Aim of the exercise: Copy nothing but the lines running from the one containing "Convert this screenshot" through the end of the listing below. Drop the pictures.

Data for this task:
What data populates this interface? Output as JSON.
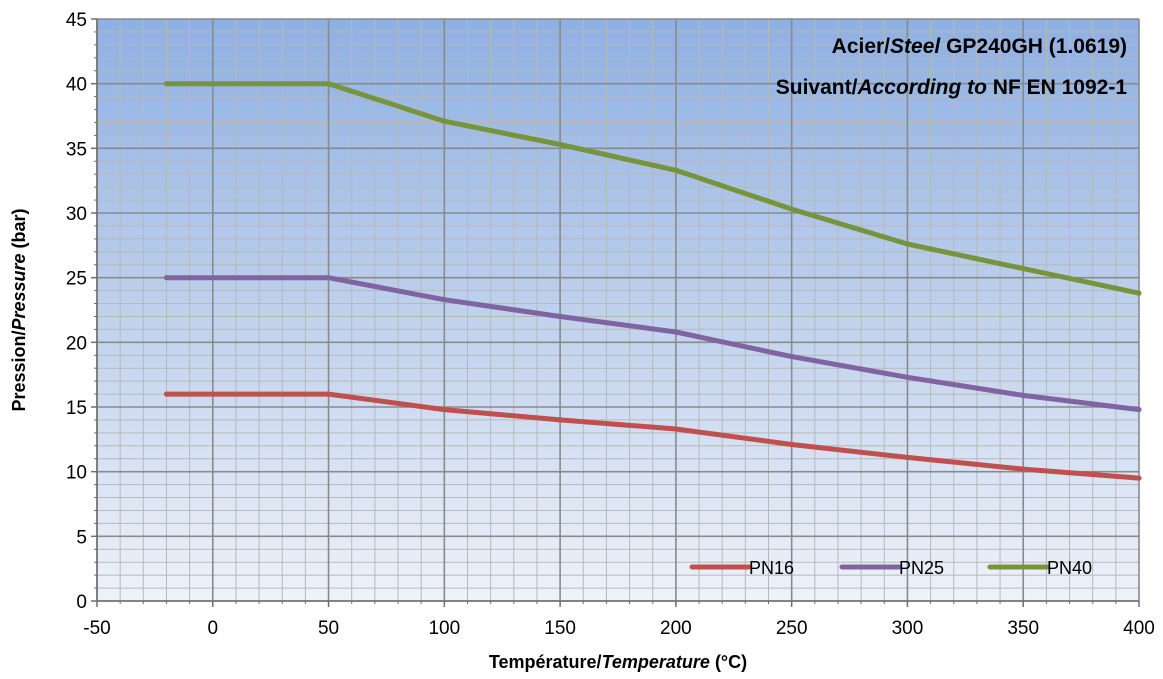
{
  "chart_data": {
    "type": "line",
    "title_lines": [
      [
        {
          "text": "Acier/",
          "italic": false
        },
        {
          "text": "Steel",
          "italic": true
        },
        {
          "text": " GP240GH (1.0619)",
          "italic": false
        }
      ],
      [
        {
          "text": "Suivant/",
          "italic": false
        },
        {
          "text": "According to",
          "italic": true
        },
        {
          "text": " NF EN 1092-1",
          "italic": false
        }
      ]
    ],
    "xlabel_parts": [
      {
        "text": "Température/",
        "italic": false
      },
      {
        "text": "Temperature",
        "italic": true
      },
      {
        "text": " (°C)",
        "italic": false
      }
    ],
    "ylabel_parts": [
      {
        "text": "Pression/",
        "italic": false
      },
      {
        "text": "Pressure",
        "italic": true
      },
      {
        "text": " (bar)",
        "italic": false
      }
    ],
    "xlim": [
      -50,
      400
    ],
    "ylim": [
      0,
      45
    ],
    "xticks": [
      -50,
      0,
      50,
      100,
      150,
      200,
      250,
      300,
      350,
      400
    ],
    "yticks": [
      0,
      5,
      10,
      15,
      20,
      25,
      30,
      35,
      40,
      45
    ],
    "x_minor_step": 10,
    "y_minor_step": 1,
    "grid": true,
    "legend_position": "bottom-right",
    "series": [
      {
        "name": "PN16",
        "color": "#c0504d",
        "x": [
          -20,
          50,
          100,
          150,
          200,
          250,
          300,
          350,
          400
        ],
        "y": [
          16,
          16,
          14.8,
          14.0,
          13.3,
          12.1,
          11.1,
          10.2,
          9.5
        ]
      },
      {
        "name": "PN25",
        "color": "#8064a2",
        "x": [
          -20,
          50,
          100,
          150,
          200,
          250,
          300,
          350,
          400
        ],
        "y": [
          25,
          25,
          23.3,
          22.0,
          20.8,
          18.9,
          17.3,
          15.9,
          14.8
        ]
      },
      {
        "name": "PN40",
        "color": "#77933c",
        "x": [
          -20,
          50,
          100,
          150,
          200,
          250,
          300,
          350,
          400
        ],
        "y": [
          40,
          40,
          37.1,
          35.3,
          33.3,
          30.3,
          27.6,
          25.7,
          23.8
        ]
      }
    ]
  }
}
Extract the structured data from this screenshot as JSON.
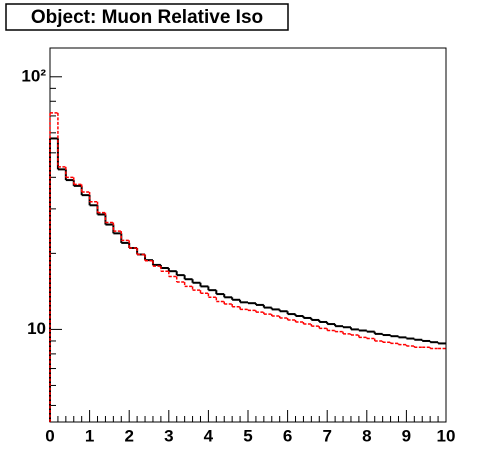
{
  "chart_data": {
    "type": "histogram",
    "title": "Object: Muon Relative Iso",
    "log_y": true,
    "bins": [
      0,
      0.2,
      0.4,
      0.6,
      0.8,
      1,
      1.2,
      1.4,
      1.6,
      1.8,
      2,
      2.2,
      2.4,
      2.6,
      2.8,
      3,
      3.2,
      3.4,
      3.6,
      3.8,
      4,
      4.2,
      4.4,
      4.6,
      4.8,
      5,
      5.2,
      5.4,
      5.6,
      5.8,
      6,
      6.2,
      6.4,
      6.6,
      6.8,
      7,
      7.2,
      7.4,
      7.6,
      7.8,
      8,
      8.2,
      8.4,
      8.6,
      8.8,
      9,
      9.2,
      9.4,
      9.6,
      9.8,
      10
    ],
    "series": [
      {
        "color": "#000000",
        "values": [
          57,
          43,
          39,
          37,
          34,
          31,
          28.5,
          26,
          24,
          22,
          21,
          19.8,
          18.8,
          18,
          17.5,
          17,
          16.4,
          15.8,
          15.3,
          14.8,
          14.3,
          13.8,
          13.4,
          13.1,
          12.8,
          12.7,
          12.5,
          12.2,
          12.0,
          11.8,
          11.5,
          11.3,
          11.1,
          10.9,
          10.7,
          10.5,
          10.3,
          10.2,
          10.0,
          9.9,
          9.8,
          9.6,
          9.5,
          9.4,
          9.3,
          9.2,
          9.1,
          9.0,
          8.9,
          8.8
        ]
      },
      {
        "color": "#ff0000",
        "values": [
          72,
          44,
          40,
          37.5,
          35,
          32,
          29,
          26.5,
          24.5,
          22.5,
          21,
          19.8,
          18.7,
          17.8,
          17,
          16.2,
          15.4,
          14.8,
          14.3,
          13.9,
          13.4,
          12.9,
          12.6,
          12.3,
          12.0,
          11.9,
          11.7,
          11.5,
          11.3,
          11.1,
          10.9,
          10.7,
          10.5,
          10.3,
          10.1,
          9.9,
          9.8,
          9.6,
          9.5,
          9.3,
          9.2,
          9.0,
          8.9,
          8.8,
          8.7,
          8.6,
          8.5,
          8.5,
          8.4,
          8.4
        ]
      }
    ],
    "xlim": [
      0,
      10
    ],
    "xticks": [
      0,
      1,
      2,
      3,
      4,
      5,
      6,
      7,
      8,
      9,
      10
    ],
    "ylim": [
      4.3,
      130
    ],
    "yticks": [
      10,
      {
        "value": 100,
        "label": "10²"
      }
    ]
  }
}
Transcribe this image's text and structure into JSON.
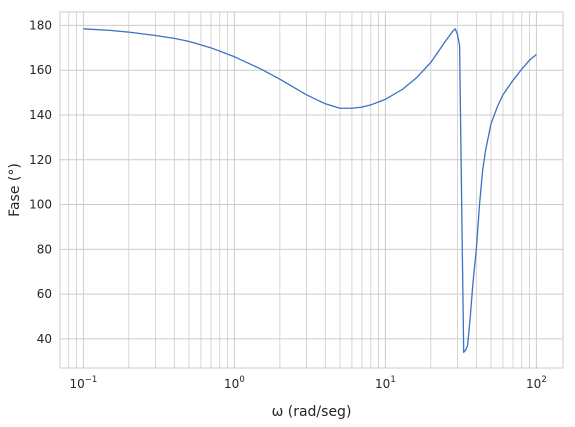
{
  "chart_data": {
    "type": "line",
    "title": "",
    "xlabel": "ω (rad/seg)",
    "ylabel": "Fase (°)",
    "xscale": "log",
    "xlim": [
      0.07,
      150
    ],
    "ylim": [
      27,
      186
    ],
    "grid": true,
    "legend": "none",
    "x_ticks": [
      {
        "value": 0.1,
        "base": "10",
        "exp": "−1"
      },
      {
        "value": 1,
        "base": "10",
        "exp": "0"
      },
      {
        "value": 10,
        "base": "10",
        "exp": "1"
      },
      {
        "value": 100,
        "base": "10",
        "exp": "2"
      }
    ],
    "y_ticks": [
      {
        "value": 40,
        "label": "40"
      },
      {
        "value": 60,
        "label": "60"
      },
      {
        "value": 80,
        "label": "80"
      },
      {
        "value": 100,
        "label": "100"
      },
      {
        "value": 120,
        "label": "120"
      },
      {
        "value": 140,
        "label": "140"
      },
      {
        "value": 160,
        "label": "160"
      },
      {
        "value": 180,
        "label": "180"
      }
    ],
    "series": [
      {
        "color": "#3a72c4",
        "points": [
          [
            0.1,
            178.5
          ],
          [
            0.15,
            177.8
          ],
          [
            0.2,
            177.0
          ],
          [
            0.3,
            175.5
          ],
          [
            0.4,
            174.2
          ],
          [
            0.5,
            172.9
          ],
          [
            0.7,
            170.0
          ],
          [
            1.0,
            166.0
          ],
          [
            1.5,
            160.5
          ],
          [
            2.0,
            156.0
          ],
          [
            3.0,
            149.0
          ],
          [
            4.0,
            145.0
          ],
          [
            5.0,
            143.0
          ],
          [
            6.0,
            143.0
          ],
          [
            7.0,
            143.5
          ],
          [
            8.0,
            144.5
          ],
          [
            10.0,
            147.0
          ],
          [
            13.0,
            151.5
          ],
          [
            16.0,
            156.5
          ],
          [
            20.0,
            163.5
          ],
          [
            25.0,
            173.0
          ],
          [
            28.0,
            177.5
          ],
          [
            29.0,
            178.5
          ],
          [
            30.0,
            176.0
          ],
          [
            31.0,
            171.0
          ],
          [
            31.5,
            135.0
          ],
          [
            32.3,
            80.0
          ],
          [
            33.0,
            34.0
          ],
          [
            34.0,
            35.0
          ],
          [
            35.0,
            37.0
          ],
          [
            36.5,
            50.0
          ],
          [
            38.0,
            65.0
          ],
          [
            40.0,
            80.0
          ],
          [
            42.0,
            100.0
          ],
          [
            44.0,
            115.0
          ],
          [
            46.0,
            124.0
          ],
          [
            50.0,
            136.0
          ],
          [
            55.0,
            143.5
          ],
          [
            60.0,
            149.0
          ],
          [
            70.0,
            155.5
          ],
          [
            80.0,
            160.5
          ],
          [
            90.0,
            164.5
          ],
          [
            100.0,
            167.0
          ]
        ]
      }
    ]
  }
}
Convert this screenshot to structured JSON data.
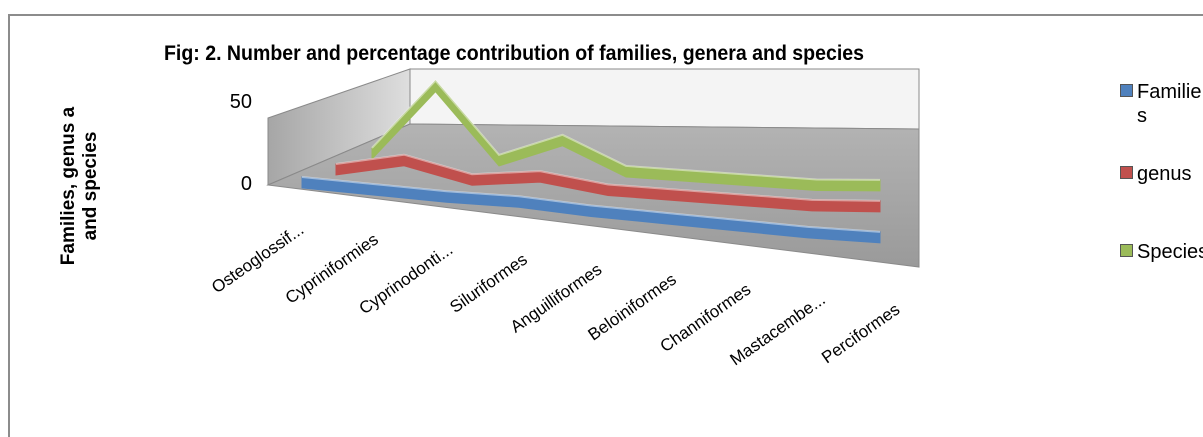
{
  "chart_data": {
    "type": "line",
    "title": "Fig: 2. Number and percentage contribution of families, genera and species",
    "ylabel_lines": [
      "Families, genus a",
      "and species"
    ],
    "ylim": [
      0,
      50
    ],
    "yticks": [
      "50",
      "0"
    ],
    "categories": [
      "Osteoglossif...",
      "Cypriniformies",
      "Cyprinodonti...",
      "Siluriformes",
      "Anguilliformes",
      "Beloiniformes",
      "Channiformes",
      "Mastacembe...",
      "Perciformes"
    ],
    "series": [
      {
        "name": "Families",
        "color": "#4f81bd",
        "values": [
          1,
          1,
          1,
          2,
          1,
          1,
          1,
          1,
          2
        ]
      },
      {
        "name": "genus",
        "color": "#c0504d",
        "values": [
          1,
          8,
          1,
          5,
          1,
          1,
          1,
          1,
          3
        ]
      },
      {
        "name": "Species",
        "color": "#9bbb59",
        "values": [
          1,
          36,
          2,
          14,
          1,
          1,
          1,
          1,
          3
        ]
      }
    ],
    "legend_position": "right",
    "grid": false
  },
  "legend": {
    "items": [
      {
        "label_a": "Familie",
        "label_b": "s"
      },
      {
        "label_a": "genus",
        "label_b": ""
      },
      {
        "label_a": "Species",
        "label_b": ""
      }
    ]
  }
}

Solution:
Convert this screenshot to structured JSON data.
{
  "chart_data": {
    "type": "line",
    "title": "Fig: 2. Number and percentage contribution of families, genera and species",
    "ylabel_lines": [
      "Families, genus a",
      "and species"
    ],
    "ylim": [
      0,
      50
    ],
    "yticks": [
      "50",
      "0"
    ],
    "categories": [
      "Osteoglossif...",
      "Cypriniformies",
      "Cyprinodonti...",
      "Siluriformes",
      "Anguilliformes",
      "Beloiniformes",
      "Channiformes",
      "Mastacembe...",
      "Perciformes"
    ],
    "series": [
      {
        "name": "Families",
        "color": "#4f81bd",
        "values": [
          1,
          1,
          1,
          2,
          1,
          1,
          1,
          1,
          2
        ]
      },
      {
        "name": "genus",
        "color": "#c0504d",
        "values": [
          1,
          8,
          1,
          5,
          1,
          1,
          1,
          1,
          3
        ]
      },
      {
        "name": "Species",
        "color": "#9bbb59",
        "values": [
          1,
          36,
          2,
          14,
          1,
          1,
          1,
          1,
          3
        ]
      }
    ],
    "legend_position": "right",
    "grid": false
  },
  "legend": {
    "items": [
      {
        "label_a": "Familie",
        "label_b": "s"
      },
      {
        "label_a": "genus",
        "label_b": ""
      },
      {
        "label_a": "Species",
        "label_b": ""
      }
    ]
  }
}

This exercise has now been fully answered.